Information given -
• • • •

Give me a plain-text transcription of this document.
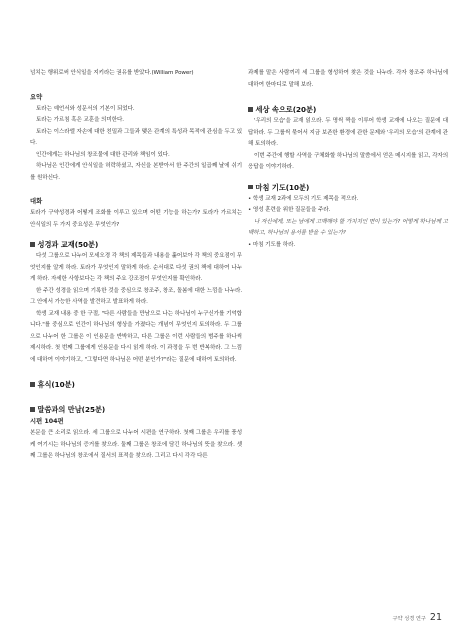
넘치는 행위로써 안식일을 지키라는 권유를 받았다.(William Power)

요약

토라는 예언서와 성문서의 기본이 되었다.

토라는 가르침 혹은 교훈을 의미한다.

토라는 이스라엘 자손에 대한 친밀과 그들과 맺은 관계의 특성과 목적에 관심을 두고 있다.

인간에게는 하나님의 창조물에 대한 관리와 책임이 있다.

하나님은 인간에게 안식일을 허락하셨고, 자신을 본받아서 한 주간의 일곱째 날에 쉬기를 원하신다.

대화

토라가 구약성경과 어떻게 조화를 이루고 있으며 어떤 기능을 하는가? 토라가 가르치는 안식일의 두 가지 중요성은 무엇인가?

성경과 교재(50분)

다섯 그룹으로 나누어 모세오경 각 책의 제목들과 내용을 훑어보아 각 책의 중요점이 무엇인지를 알게 하라. 토라가 무엇인지 말하게 하라. 순서대로 다섯 권의 책에 대하여 나누게 하라. 자세한 사항보다는 각 책의 주요 강조점이 무엇인지를 확인하라.

한 주간 성경을 읽으며 기록한 것을 중심으로 창조주, 창조, 돌봄에 대한 느낌을 나누라. 그 안에서 가능한 사역을 발견하고 발표하게 하라.

학생 교재 내용 중 한 구절, "다른 사람들을 만남으로 나는 하나님이 누구신가를 기억합니다."를 중심으로 인간이 하나님의 형상을 가졌다는 개념이 무엇인지 토의하라. 두 그룹으로 나누어 한 그룹은 이 인용문을 반박하고, 다른 그룹은 이런 사람들의 범주를 하나씩 제시하라. 첫 번째 그룹에게 인용문을 다시 읽게 하라. 이 과정을 두 번 반복하라. 그 느낌에 대하여 이야기하고, "그렇다면 하나님은 어떤 분인가?"라는 질문에 대하여 토의하라.

휴식(10분)
말씀과의 만남(25분)
시편 104편

본문을 큰 소리로 읽으라. 세 그룹으로 나누어 시편을 연구하라. 첫째 그룹은 우리를 풍성케 여기시는 하나님의 증거를 찾으라. 둘째 그룹은 창조에 담긴 하나님의 뜻을 찾으라. 셋째 그룹은 하나님의 창조에서 질서의 표적을 찾으라. 그리고 다시 각각 다른

과제를 맡은 사람끼리 세 그룹을 형성하여 찾은 것을 나누라. 각자 창조주 하나님에 대하여 한마디로 말해 보라.

세상 속으로(20분)

'우리의 모습'을 교재 읽으라. 두 명씩 짝을 이루어 학생 교재에 나오는 질문에 대답하라. 두 그룹씩 묶어서 지금 보존한 환경에 관한 문제와 '우리의 모습'의 관계에 관해 토의하라.

이번 주간에 행할 사역을 구체화할 하나님의 말씀에서 얻은 메시지를 읽고, 각자의 응답을 이야기하라.

마침 기도(10분)

• 학생 교재 2과에 모두의 기도 제목을 적으라.

• 영성 훈련을 위한 질문들을 주라.

나 자신에게, 또는 남에게 고백해야 할 가치치인 면이 있는가? 어떻게 하나님께 고백하고, 하나님의 용서를 받을 수 있는가?

• 마침 기도를 하라.

구약 성경 연구 21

• • • •

What is being asked -
Pull every line containing "하나님은" out of the data above.

Task answer -
하나님은 인간에게 안식일을 허락하셨고, 자신을 본받아서 한 주간의 일곱째 날에 쉬기를 원하신다.
학생 교재 내용 중 한 구절, "다른 사람들을 만남으로 나는 하나님이 누구신가를 기억합니다."를 중심으로 인간이 하나님의 형상을 가졌다는 개념이 무엇인지 토의하라. 두 그룹으로 나누어 한 그룹은 이 인용문을 반박하고, 다른 그룹은 이런 사람들의 범주를 하나씩 제시하라. 첫 번째 그룹에게 인용문을 다시 읽게 하라. 이 과정을 두 번 반복하라. 그 느낌에 대하여 이야기하고, "그렇다면 하나님은 어떤 분인가?"라는 질문에 대하여 토의하라.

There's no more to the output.